Please pull out every line that includes the string "νιτρικό".

□ □ □ □ □ □ □

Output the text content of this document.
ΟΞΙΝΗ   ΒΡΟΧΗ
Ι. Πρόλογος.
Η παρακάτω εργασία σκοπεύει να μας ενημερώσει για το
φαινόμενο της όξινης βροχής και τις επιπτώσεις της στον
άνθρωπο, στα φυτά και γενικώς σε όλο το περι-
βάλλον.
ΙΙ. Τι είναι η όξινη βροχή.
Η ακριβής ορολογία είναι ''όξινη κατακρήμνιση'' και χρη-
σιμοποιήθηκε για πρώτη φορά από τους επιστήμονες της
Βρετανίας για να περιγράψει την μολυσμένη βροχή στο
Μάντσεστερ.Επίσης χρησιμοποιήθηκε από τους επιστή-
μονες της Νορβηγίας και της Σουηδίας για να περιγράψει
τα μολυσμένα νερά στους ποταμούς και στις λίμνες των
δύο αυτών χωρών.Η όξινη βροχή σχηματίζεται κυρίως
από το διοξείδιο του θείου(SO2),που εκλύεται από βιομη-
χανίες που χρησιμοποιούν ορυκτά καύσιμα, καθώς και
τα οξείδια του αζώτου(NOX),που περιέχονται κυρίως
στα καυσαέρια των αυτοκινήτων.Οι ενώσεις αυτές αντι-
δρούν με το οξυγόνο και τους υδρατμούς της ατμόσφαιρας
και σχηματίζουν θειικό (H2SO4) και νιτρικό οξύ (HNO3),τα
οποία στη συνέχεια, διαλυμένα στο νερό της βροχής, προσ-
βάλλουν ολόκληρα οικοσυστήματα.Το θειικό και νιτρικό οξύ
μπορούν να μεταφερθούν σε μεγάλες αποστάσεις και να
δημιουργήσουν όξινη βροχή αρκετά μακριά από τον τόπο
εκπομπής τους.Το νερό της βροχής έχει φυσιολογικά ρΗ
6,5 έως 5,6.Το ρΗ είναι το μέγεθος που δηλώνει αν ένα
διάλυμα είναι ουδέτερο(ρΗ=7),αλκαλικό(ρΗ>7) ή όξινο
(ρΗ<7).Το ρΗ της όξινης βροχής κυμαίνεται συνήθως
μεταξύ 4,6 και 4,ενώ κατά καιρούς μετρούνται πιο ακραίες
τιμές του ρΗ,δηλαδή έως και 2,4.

□ □ □ □ □ □ □

OUTPUT FOR THIS EXERCISE:
και σχηματίζουν θειικό (H2SO4) και νιτρικό οξύ (HNO3),τα
βάλλουν ολόκληρα οικοσυστήματα.Το θειικό και νιτρικό οξύ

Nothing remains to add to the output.